**What is required**
Repeat every record below exactly, but leave out any pictures.

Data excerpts
□ □ □ □ □
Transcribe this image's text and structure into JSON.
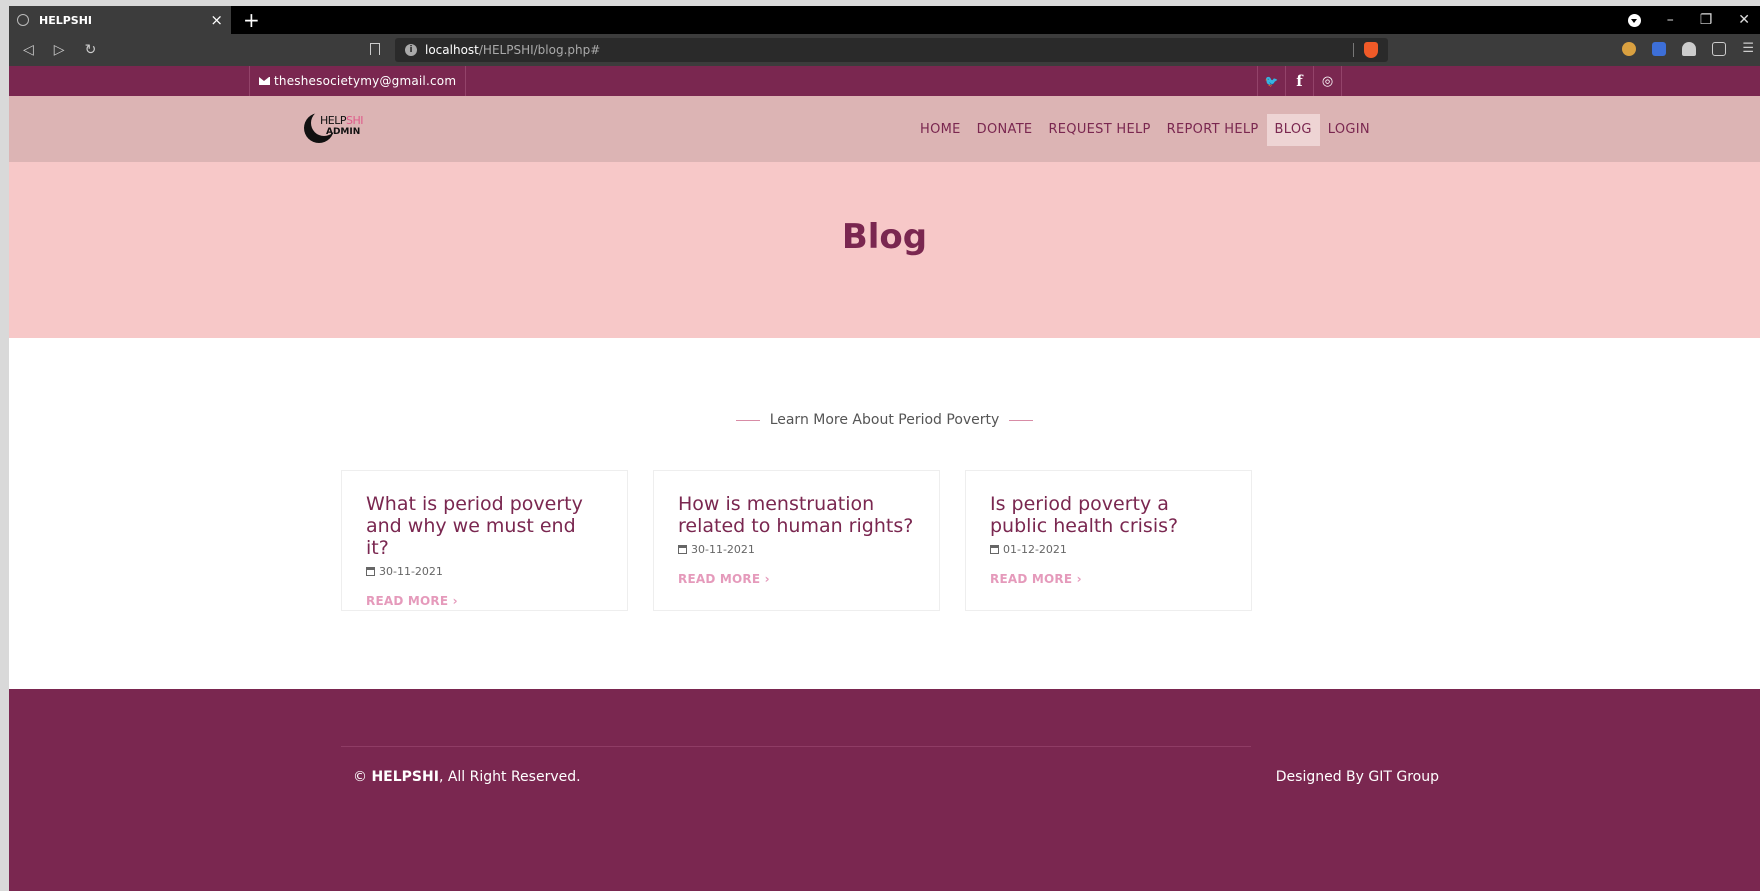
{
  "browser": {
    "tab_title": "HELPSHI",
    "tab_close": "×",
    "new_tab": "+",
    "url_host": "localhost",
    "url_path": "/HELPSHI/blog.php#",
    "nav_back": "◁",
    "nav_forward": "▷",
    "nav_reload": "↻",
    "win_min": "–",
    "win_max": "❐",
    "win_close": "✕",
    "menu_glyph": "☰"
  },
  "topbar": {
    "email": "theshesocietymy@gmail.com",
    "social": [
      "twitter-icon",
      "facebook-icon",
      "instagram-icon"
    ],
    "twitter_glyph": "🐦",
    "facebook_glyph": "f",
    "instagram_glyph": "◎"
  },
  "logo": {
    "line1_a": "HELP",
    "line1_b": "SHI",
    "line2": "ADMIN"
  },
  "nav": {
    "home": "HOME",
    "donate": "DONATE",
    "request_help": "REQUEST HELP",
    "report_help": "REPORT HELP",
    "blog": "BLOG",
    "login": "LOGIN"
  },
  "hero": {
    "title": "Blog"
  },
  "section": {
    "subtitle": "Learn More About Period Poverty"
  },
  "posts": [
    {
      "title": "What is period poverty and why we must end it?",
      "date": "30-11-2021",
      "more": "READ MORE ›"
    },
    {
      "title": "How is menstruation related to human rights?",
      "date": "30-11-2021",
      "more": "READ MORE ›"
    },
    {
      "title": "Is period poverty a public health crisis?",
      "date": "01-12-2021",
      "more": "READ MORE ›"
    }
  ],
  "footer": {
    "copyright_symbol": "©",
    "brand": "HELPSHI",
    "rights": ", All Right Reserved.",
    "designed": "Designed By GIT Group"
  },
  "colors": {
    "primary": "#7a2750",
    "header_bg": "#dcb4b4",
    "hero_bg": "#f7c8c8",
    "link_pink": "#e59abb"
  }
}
□ □ □ □ □
**Full answer**
Transcribe this image's text and structure into JSON.
{
  "browser": {
    "tab_title": "HELPSHI",
    "tab_close": "×",
    "new_tab": "+",
    "url_host": "localhost",
    "url_path": "/HELPSHI/blog.php#",
    "nav_back": "◁",
    "nav_forward": "▷",
    "nav_reload": "↻",
    "win_min": "–",
    "win_max": "❐",
    "win_close": "✕",
    "menu_glyph": "☰"
  },
  "topbar": {
    "email": "theshesocietymy@gmail.com",
    "social": [
      "twitter-icon",
      "facebook-icon",
      "instagram-icon"
    ],
    "twitter_glyph": "🐦",
    "facebook_glyph": "f",
    "instagram_glyph": "◎"
  },
  "logo": {
    "line1_a": "HELP",
    "line1_b": "SHI",
    "line2": "ADMIN"
  },
  "nav": {
    "home": "HOME",
    "donate": "DONATE",
    "request_help": "REQUEST HELP",
    "report_help": "REPORT HELP",
    "blog": "BLOG",
    "login": "LOGIN"
  },
  "hero": {
    "title": "Blog"
  },
  "section": {
    "subtitle": "Learn More About Period Poverty"
  },
  "posts": [
    {
      "title": "What is period poverty and why we must end it?",
      "date": "30-11-2021",
      "more": "READ MORE ›"
    },
    {
      "title": "How is menstruation related to human rights?",
      "date": "30-11-2021",
      "more": "READ MORE ›"
    },
    {
      "title": "Is period poverty a public health crisis?",
      "date": "01-12-2021",
      "more": "READ MORE ›"
    }
  ],
  "footer": {
    "copyright_symbol": "©",
    "brand": "HELPSHI",
    "rights": ", All Right Reserved.",
    "designed": "Designed By GIT Group"
  },
  "colors": {
    "primary": "#7a2750",
    "header_bg": "#dcb4b4",
    "hero_bg": "#f7c8c8",
    "link_pink": "#e59abb"
  }
}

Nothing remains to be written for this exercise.